[Stored dataset items]
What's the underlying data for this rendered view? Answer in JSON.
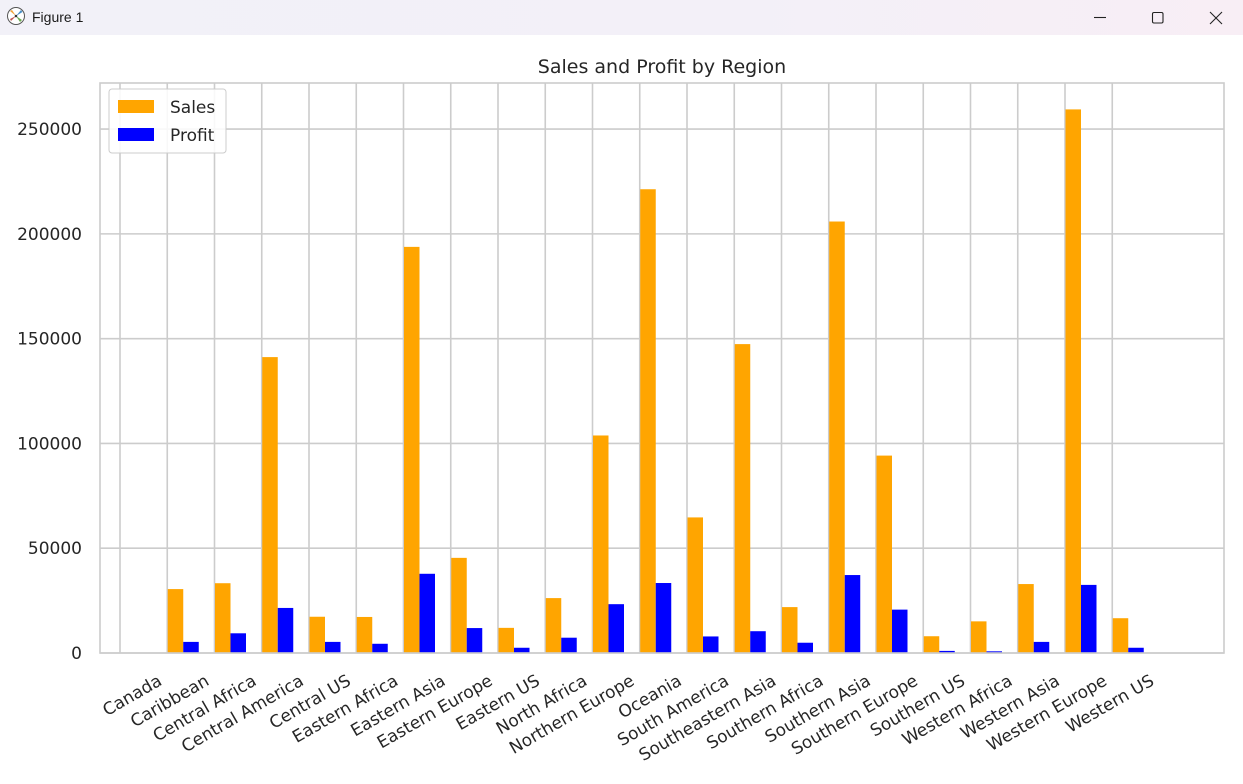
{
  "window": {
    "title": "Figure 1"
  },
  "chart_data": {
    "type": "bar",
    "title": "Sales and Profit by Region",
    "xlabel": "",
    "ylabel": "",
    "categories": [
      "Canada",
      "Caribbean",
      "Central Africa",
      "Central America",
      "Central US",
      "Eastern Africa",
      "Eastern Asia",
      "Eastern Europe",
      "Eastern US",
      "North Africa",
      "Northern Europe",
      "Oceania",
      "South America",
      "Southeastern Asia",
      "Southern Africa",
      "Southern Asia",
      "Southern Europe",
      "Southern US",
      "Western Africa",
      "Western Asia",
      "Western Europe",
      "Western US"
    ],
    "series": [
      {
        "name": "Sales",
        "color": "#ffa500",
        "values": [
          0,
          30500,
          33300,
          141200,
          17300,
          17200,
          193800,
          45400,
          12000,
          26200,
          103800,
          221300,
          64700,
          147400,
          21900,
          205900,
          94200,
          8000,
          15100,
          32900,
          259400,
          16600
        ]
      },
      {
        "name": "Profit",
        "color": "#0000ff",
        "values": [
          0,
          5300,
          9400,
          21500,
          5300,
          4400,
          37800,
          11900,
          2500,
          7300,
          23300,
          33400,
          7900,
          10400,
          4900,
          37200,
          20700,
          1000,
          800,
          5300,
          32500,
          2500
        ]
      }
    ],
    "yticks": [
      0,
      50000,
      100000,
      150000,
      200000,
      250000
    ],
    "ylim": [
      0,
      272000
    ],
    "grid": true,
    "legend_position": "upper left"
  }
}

# [PROBLEM TO SOLVE]
The data above should be repeated exactly, minus any pictures.

# [CORRECT OUTPUT]
What's the underlying data for this rendered view? Answer in JSON.
{
  "window": {
    "title": "Figure 1"
  },
  "chart_data": {
    "type": "bar",
    "title": "Sales and Profit by Region",
    "xlabel": "",
    "ylabel": "",
    "categories": [
      "Canada",
      "Caribbean",
      "Central Africa",
      "Central America",
      "Central US",
      "Eastern Africa",
      "Eastern Asia",
      "Eastern Europe",
      "Eastern US",
      "North Africa",
      "Northern Europe",
      "Oceania",
      "South America",
      "Southeastern Asia",
      "Southern Africa",
      "Southern Asia",
      "Southern Europe",
      "Southern US",
      "Western Africa",
      "Western Asia",
      "Western Europe",
      "Western US"
    ],
    "series": [
      {
        "name": "Sales",
        "color": "#ffa500",
        "values": [
          0,
          30500,
          33300,
          141200,
          17300,
          17200,
          193800,
          45400,
          12000,
          26200,
          103800,
          221300,
          64700,
          147400,
          21900,
          205900,
          94200,
          8000,
          15100,
          32900,
          259400,
          16600
        ]
      },
      {
        "name": "Profit",
        "color": "#0000ff",
        "values": [
          0,
          5300,
          9400,
          21500,
          5300,
          4400,
          37800,
          11900,
          2500,
          7300,
          23300,
          33400,
          7900,
          10400,
          4900,
          37200,
          20700,
          1000,
          800,
          5300,
          32500,
          2500
        ]
      }
    ],
    "yticks": [
      0,
      50000,
      100000,
      150000,
      200000,
      250000
    ],
    "ylim": [
      0,
      272000
    ],
    "grid": true,
    "legend_position": "upper left"
  }
}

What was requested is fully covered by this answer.